REQUIREMENT: Transcribe the records that follow in their entirety, omitting any pictures.

Records about charts and figures:
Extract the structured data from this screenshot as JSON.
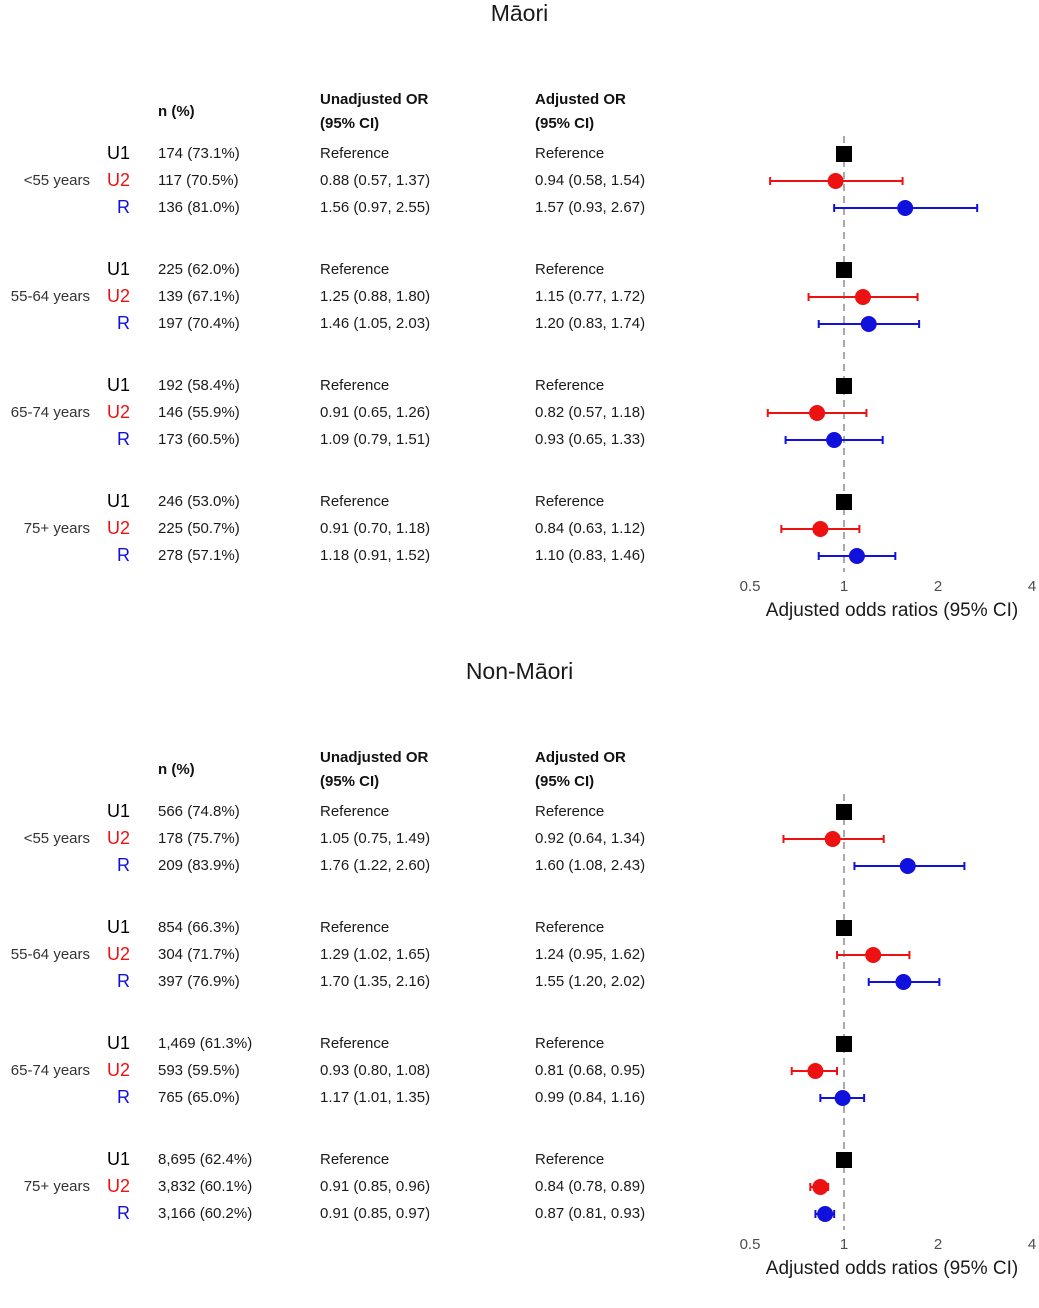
{
  "colors": {
    "U1": "#000000",
    "U2": "#ee1111",
    "R": "#1111dd",
    "refline": "#aaaaaa"
  },
  "column_headers": {
    "n": "n (%)",
    "unadj_1": "Unadjusted OR",
    "unadj_2": "(95% CI)",
    "adj_1": "Adjusted OR",
    "adj_2": "(95% CI)"
  },
  "chart_data": [
    {
      "type": "forest",
      "title": "Māori",
      "xlabel": "Adjusted odds ratios (95% CI)",
      "xscale": "log",
      "xlim": [
        0.5,
        4
      ],
      "xticks": [
        "0.5",
        "1",
        "2",
        "4"
      ],
      "reference_line": 1,
      "groups": [
        {
          "label": "<55 years",
          "rows": [
            {
              "sub": "U1",
              "n": "174 (73.1%)",
              "unadj": "Reference",
              "adj": "Reference",
              "or": 1,
              "lo": null,
              "hi": null
            },
            {
              "sub": "U2",
              "n": "117 (70.5%)",
              "unadj": "0.88 (0.57, 1.37)",
              "adj": "0.94 (0.58, 1.54)",
              "or": 0.94,
              "lo": 0.58,
              "hi": 1.54
            },
            {
              "sub": "R",
              "n": "136 (81.0%)",
              "unadj": "1.56 (0.97, 2.55)",
              "adj": "1.57 (0.93, 2.67)",
              "or": 1.57,
              "lo": 0.93,
              "hi": 2.67
            }
          ]
        },
        {
          "label": "55-64 years",
          "rows": [
            {
              "sub": "U1",
              "n": "225 (62.0%)",
              "unadj": "Reference",
              "adj": "Reference",
              "or": 1,
              "lo": null,
              "hi": null
            },
            {
              "sub": "U2",
              "n": "139 (67.1%)",
              "unadj": "1.25 (0.88, 1.80)",
              "adj": "1.15 (0.77, 1.72)",
              "or": 1.15,
              "lo": 0.77,
              "hi": 1.72
            },
            {
              "sub": "R",
              "n": "197 (70.4%)",
              "unadj": "1.46 (1.05, 2.03)",
              "adj": "1.20 (0.83, 1.74)",
              "or": 1.2,
              "lo": 0.83,
              "hi": 1.74
            }
          ]
        },
        {
          "label": "65-74 years",
          "rows": [
            {
              "sub": "U1",
              "n": "192 (58.4%)",
              "unadj": "Reference",
              "adj": "Reference",
              "or": 1,
              "lo": null,
              "hi": null
            },
            {
              "sub": "U2",
              "n": "146 (55.9%)",
              "unadj": "0.91 (0.65, 1.26)",
              "adj": "0.82 (0.57, 1.18)",
              "or": 0.82,
              "lo": 0.57,
              "hi": 1.18
            },
            {
              "sub": "R",
              "n": "173 (60.5%)",
              "unadj": "1.09 (0.79, 1.51)",
              "adj": "0.93 (0.65, 1.33)",
              "or": 0.93,
              "lo": 0.65,
              "hi": 1.33
            }
          ]
        },
        {
          "label": "75+ years",
          "rows": [
            {
              "sub": "U1",
              "n": "246 (53.0%)",
              "unadj": "Reference",
              "adj": "Reference",
              "or": 1,
              "lo": null,
              "hi": null
            },
            {
              "sub": "U2",
              "n": "225 (50.7%)",
              "unadj": "0.91 (0.70, 1.18)",
              "adj": "0.84 (0.63, 1.12)",
              "or": 0.84,
              "lo": 0.63,
              "hi": 1.12
            },
            {
              "sub": "R",
              "n": "278 (57.1%)",
              "unadj": "1.18 (0.91, 1.52)",
              "adj": "1.10 (0.83, 1.46)",
              "or": 1.1,
              "lo": 0.83,
              "hi": 1.46
            }
          ]
        }
      ]
    },
    {
      "type": "forest",
      "title": "Non-Māori",
      "xlabel": "Adjusted odds ratios (95% CI)",
      "xscale": "log",
      "xlim": [
        0.5,
        4
      ],
      "xticks": [
        "0.5",
        "1",
        "2",
        "4"
      ],
      "reference_line": 1,
      "groups": [
        {
          "label": "<55 years",
          "rows": [
            {
              "sub": "U1",
              "n": "566 (74.8%)",
              "unadj": "Reference",
              "adj": "Reference",
              "or": 1,
              "lo": null,
              "hi": null
            },
            {
              "sub": "U2",
              "n": "178 (75.7%)",
              "unadj": "1.05 (0.75, 1.49)",
              "adj": "0.92 (0.64, 1.34)",
              "or": 0.92,
              "lo": 0.64,
              "hi": 1.34
            },
            {
              "sub": "R",
              "n": "209 (83.9%)",
              "unadj": "1.76 (1.22, 2.60)",
              "adj": "1.60 (1.08, 2.43)",
              "or": 1.6,
              "lo": 1.08,
              "hi": 2.43
            }
          ]
        },
        {
          "label": "55-64 years",
          "rows": [
            {
              "sub": "U1",
              "n": "854 (66.3%)",
              "unadj": "Reference",
              "adj": "Reference",
              "or": 1,
              "lo": null,
              "hi": null
            },
            {
              "sub": "U2",
              "n": "304 (71.7%)",
              "unadj": "1.29 (1.02, 1.65)",
              "adj": "1.24 (0.95, 1.62)",
              "or": 1.24,
              "lo": 0.95,
              "hi": 1.62
            },
            {
              "sub": "R",
              "n": "397 (76.9%)",
              "unadj": "1.70 (1.35, 2.16)",
              "adj": "1.55 (1.20, 2.02)",
              "or": 1.55,
              "lo": 1.2,
              "hi": 2.02
            }
          ]
        },
        {
          "label": "65-74 years",
          "rows": [
            {
              "sub": "U1",
              "n": "1,469 (61.3%)",
              "unadj": "Reference",
              "adj": "Reference",
              "or": 1,
              "lo": null,
              "hi": null
            },
            {
              "sub": "U2",
              "n": "593 (59.5%)",
              "unadj": "0.93 (0.80, 1.08)",
              "adj": "0.81 (0.68, 0.95)",
              "or": 0.81,
              "lo": 0.68,
              "hi": 0.95
            },
            {
              "sub": "R",
              "n": "765 (65.0%)",
              "unadj": "1.17 (1.01, 1.35)",
              "adj": "0.99 (0.84, 1.16)",
              "or": 0.99,
              "lo": 0.84,
              "hi": 1.16
            }
          ]
        },
        {
          "label": "75+ years",
          "rows": [
            {
              "sub": "U1",
              "n": "8,695 (62.4%)",
              "unadj": "Reference",
              "adj": "Reference",
              "or": 1,
              "lo": null,
              "hi": null
            },
            {
              "sub": "U2",
              "n": "3,832 (60.1%)",
              "unadj": "0.91 (0.85, 0.96)",
              "adj": "0.84 (0.78, 0.89)",
              "or": 0.84,
              "lo": 0.78,
              "hi": 0.89
            },
            {
              "sub": "R",
              "n": "3,166 (60.2%)",
              "unadj": "0.91 (0.85, 0.97)",
              "adj": "0.87 (0.81, 0.93)",
              "or": 0.87,
              "lo": 0.81,
              "hi": 0.93
            }
          ]
        }
      ]
    }
  ]
}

COMPLETED EXERCISE:
Extract the structured data from this screenshot as JSON.
{
  "colors": {
    "U1": "#000000",
    "U2": "#ee1111",
    "R": "#1111dd",
    "refline": "#aaaaaa"
  },
  "column_headers": {
    "n": "n (%)",
    "unadj_1": "Unadjusted OR",
    "unadj_2": "(95% CI)",
    "adj_1": "Adjusted OR",
    "adj_2": "(95% CI)"
  },
  "chart_data": [
    {
      "type": "forest",
      "title": "Māori",
      "xlabel": "Adjusted odds ratios (95% CI)",
      "xscale": "log",
      "xlim": [
        0.5,
        4
      ],
      "xticks": [
        "0.5",
        "1",
        "2",
        "4"
      ],
      "reference_line": 1,
      "groups": [
        {
          "label": "<55 years",
          "rows": [
            {
              "sub": "U1",
              "n": "174 (73.1%)",
              "unadj": "Reference",
              "adj": "Reference",
              "or": 1,
              "lo": null,
              "hi": null
            },
            {
              "sub": "U2",
              "n": "117 (70.5%)",
              "unadj": "0.88 (0.57, 1.37)",
              "adj": "0.94 (0.58, 1.54)",
              "or": 0.94,
              "lo": 0.58,
              "hi": 1.54
            },
            {
              "sub": "R",
              "n": "136 (81.0%)",
              "unadj": "1.56 (0.97, 2.55)",
              "adj": "1.57 (0.93, 2.67)",
              "or": 1.57,
              "lo": 0.93,
              "hi": 2.67
            }
          ]
        },
        {
          "label": "55-64 years",
          "rows": [
            {
              "sub": "U1",
              "n": "225 (62.0%)",
              "unadj": "Reference",
              "adj": "Reference",
              "or": 1,
              "lo": null,
              "hi": null
            },
            {
              "sub": "U2",
              "n": "139 (67.1%)",
              "unadj": "1.25 (0.88, 1.80)",
              "adj": "1.15 (0.77, 1.72)",
              "or": 1.15,
              "lo": 0.77,
              "hi": 1.72
            },
            {
              "sub": "R",
              "n": "197 (70.4%)",
              "unadj": "1.46 (1.05, 2.03)",
              "adj": "1.20 (0.83, 1.74)",
              "or": 1.2,
              "lo": 0.83,
              "hi": 1.74
            }
          ]
        },
        {
          "label": "65-74 years",
          "rows": [
            {
              "sub": "U1",
              "n": "192 (58.4%)",
              "unadj": "Reference",
              "adj": "Reference",
              "or": 1,
              "lo": null,
              "hi": null
            },
            {
              "sub": "U2",
              "n": "146 (55.9%)",
              "unadj": "0.91 (0.65, 1.26)",
              "adj": "0.82 (0.57, 1.18)",
              "or": 0.82,
              "lo": 0.57,
              "hi": 1.18
            },
            {
              "sub": "R",
              "n": "173 (60.5%)",
              "unadj": "1.09 (0.79, 1.51)",
              "adj": "0.93 (0.65, 1.33)",
              "or": 0.93,
              "lo": 0.65,
              "hi": 1.33
            }
          ]
        },
        {
          "label": "75+ years",
          "rows": [
            {
              "sub": "U1",
              "n": "246 (53.0%)",
              "unadj": "Reference",
              "adj": "Reference",
              "or": 1,
              "lo": null,
              "hi": null
            },
            {
              "sub": "U2",
              "n": "225 (50.7%)",
              "unadj": "0.91 (0.70, 1.18)",
              "adj": "0.84 (0.63, 1.12)",
              "or": 0.84,
              "lo": 0.63,
              "hi": 1.12
            },
            {
              "sub": "R",
              "n": "278 (57.1%)",
              "unadj": "1.18 (0.91, 1.52)",
              "adj": "1.10 (0.83, 1.46)",
              "or": 1.1,
              "lo": 0.83,
              "hi": 1.46
            }
          ]
        }
      ]
    },
    {
      "type": "forest",
      "title": "Non-Māori",
      "xlabel": "Adjusted odds ratios (95% CI)",
      "xscale": "log",
      "xlim": [
        0.5,
        4
      ],
      "xticks": [
        "0.5",
        "1",
        "2",
        "4"
      ],
      "reference_line": 1,
      "groups": [
        {
          "label": "<55 years",
          "rows": [
            {
              "sub": "U1",
              "n": "566 (74.8%)",
              "unadj": "Reference",
              "adj": "Reference",
              "or": 1,
              "lo": null,
              "hi": null
            },
            {
              "sub": "U2",
              "n": "178 (75.7%)",
              "unadj": "1.05 (0.75, 1.49)",
              "adj": "0.92 (0.64, 1.34)",
              "or": 0.92,
              "lo": 0.64,
              "hi": 1.34
            },
            {
              "sub": "R",
              "n": "209 (83.9%)",
              "unadj": "1.76 (1.22, 2.60)",
              "adj": "1.60 (1.08, 2.43)",
              "or": 1.6,
              "lo": 1.08,
              "hi": 2.43
            }
          ]
        },
        {
          "label": "55-64 years",
          "rows": [
            {
              "sub": "U1",
              "n": "854 (66.3%)",
              "unadj": "Reference",
              "adj": "Reference",
              "or": 1,
              "lo": null,
              "hi": null
            },
            {
              "sub": "U2",
              "n": "304 (71.7%)",
              "unadj": "1.29 (1.02, 1.65)",
              "adj": "1.24 (0.95, 1.62)",
              "or": 1.24,
              "lo": 0.95,
              "hi": 1.62
            },
            {
              "sub": "R",
              "n": "397 (76.9%)",
              "unadj": "1.70 (1.35, 2.16)",
              "adj": "1.55 (1.20, 2.02)",
              "or": 1.55,
              "lo": 1.2,
              "hi": 2.02
            }
          ]
        },
        {
          "label": "65-74 years",
          "rows": [
            {
              "sub": "U1",
              "n": "1,469 (61.3%)",
              "unadj": "Reference",
              "adj": "Reference",
              "or": 1,
              "lo": null,
              "hi": null
            },
            {
              "sub": "U2",
              "n": "593 (59.5%)",
              "unadj": "0.93 (0.80, 1.08)",
              "adj": "0.81 (0.68, 0.95)",
              "or": 0.81,
              "lo": 0.68,
              "hi": 0.95
            },
            {
              "sub": "R",
              "n": "765 (65.0%)",
              "unadj": "1.17 (1.01, 1.35)",
              "adj": "0.99 (0.84, 1.16)",
              "or": 0.99,
              "lo": 0.84,
              "hi": 1.16
            }
          ]
        },
        {
          "label": "75+ years",
          "rows": [
            {
              "sub": "U1",
              "n": "8,695 (62.4%)",
              "unadj": "Reference",
              "adj": "Reference",
              "or": 1,
              "lo": null,
              "hi": null
            },
            {
              "sub": "U2",
              "n": "3,832 (60.1%)",
              "unadj": "0.91 (0.85, 0.96)",
              "adj": "0.84 (0.78, 0.89)",
              "or": 0.84,
              "lo": 0.78,
              "hi": 0.89
            },
            {
              "sub": "R",
              "n": "3,166 (60.2%)",
              "unadj": "0.91 (0.85, 0.97)",
              "adj": "0.87 (0.81, 0.93)",
              "or": 0.87,
              "lo": 0.81,
              "hi": 0.93
            }
          ]
        }
      ]
    }
  ]
}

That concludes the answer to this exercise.